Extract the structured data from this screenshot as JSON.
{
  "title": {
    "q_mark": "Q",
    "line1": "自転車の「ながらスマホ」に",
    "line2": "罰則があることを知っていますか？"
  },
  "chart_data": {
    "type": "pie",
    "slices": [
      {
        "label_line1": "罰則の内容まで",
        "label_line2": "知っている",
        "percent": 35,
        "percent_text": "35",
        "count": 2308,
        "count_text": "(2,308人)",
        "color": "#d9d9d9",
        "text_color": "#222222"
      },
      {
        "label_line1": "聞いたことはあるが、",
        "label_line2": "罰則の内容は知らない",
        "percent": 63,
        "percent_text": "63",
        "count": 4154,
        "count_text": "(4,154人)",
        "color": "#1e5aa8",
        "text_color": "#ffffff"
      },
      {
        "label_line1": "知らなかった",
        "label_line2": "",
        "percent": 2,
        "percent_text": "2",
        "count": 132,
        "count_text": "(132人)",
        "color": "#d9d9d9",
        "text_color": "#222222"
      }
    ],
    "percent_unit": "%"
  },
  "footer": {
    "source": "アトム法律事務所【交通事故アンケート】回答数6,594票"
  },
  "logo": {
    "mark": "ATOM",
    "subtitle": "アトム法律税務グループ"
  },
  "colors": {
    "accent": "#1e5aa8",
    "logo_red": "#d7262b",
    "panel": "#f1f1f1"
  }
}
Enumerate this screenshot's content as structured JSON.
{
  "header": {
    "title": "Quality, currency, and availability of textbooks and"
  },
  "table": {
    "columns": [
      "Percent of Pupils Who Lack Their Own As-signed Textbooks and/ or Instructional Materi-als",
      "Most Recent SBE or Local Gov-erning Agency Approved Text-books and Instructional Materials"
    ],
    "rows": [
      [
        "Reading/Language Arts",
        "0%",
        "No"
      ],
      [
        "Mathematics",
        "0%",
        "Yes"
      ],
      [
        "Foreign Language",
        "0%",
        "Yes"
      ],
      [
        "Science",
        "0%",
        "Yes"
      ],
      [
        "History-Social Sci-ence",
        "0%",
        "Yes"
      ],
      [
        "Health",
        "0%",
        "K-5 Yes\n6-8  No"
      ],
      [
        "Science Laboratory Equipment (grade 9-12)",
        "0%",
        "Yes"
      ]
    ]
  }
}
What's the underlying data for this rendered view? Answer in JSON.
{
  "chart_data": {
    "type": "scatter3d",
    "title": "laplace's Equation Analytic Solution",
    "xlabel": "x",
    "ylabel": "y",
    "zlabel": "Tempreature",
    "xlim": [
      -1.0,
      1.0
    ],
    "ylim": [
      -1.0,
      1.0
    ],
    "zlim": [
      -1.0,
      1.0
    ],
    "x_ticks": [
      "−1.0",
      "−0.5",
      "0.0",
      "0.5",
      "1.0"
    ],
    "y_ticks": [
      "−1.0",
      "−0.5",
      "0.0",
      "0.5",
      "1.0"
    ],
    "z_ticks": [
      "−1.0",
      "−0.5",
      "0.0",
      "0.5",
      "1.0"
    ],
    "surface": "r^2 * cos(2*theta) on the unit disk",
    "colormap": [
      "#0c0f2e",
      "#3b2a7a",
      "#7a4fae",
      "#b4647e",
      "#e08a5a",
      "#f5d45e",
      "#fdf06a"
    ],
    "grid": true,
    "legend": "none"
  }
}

_Exercise brief_:
What is the number of lines above that hold the string "Instructional"? Answer with that number alone.

_Finished exercise_:
2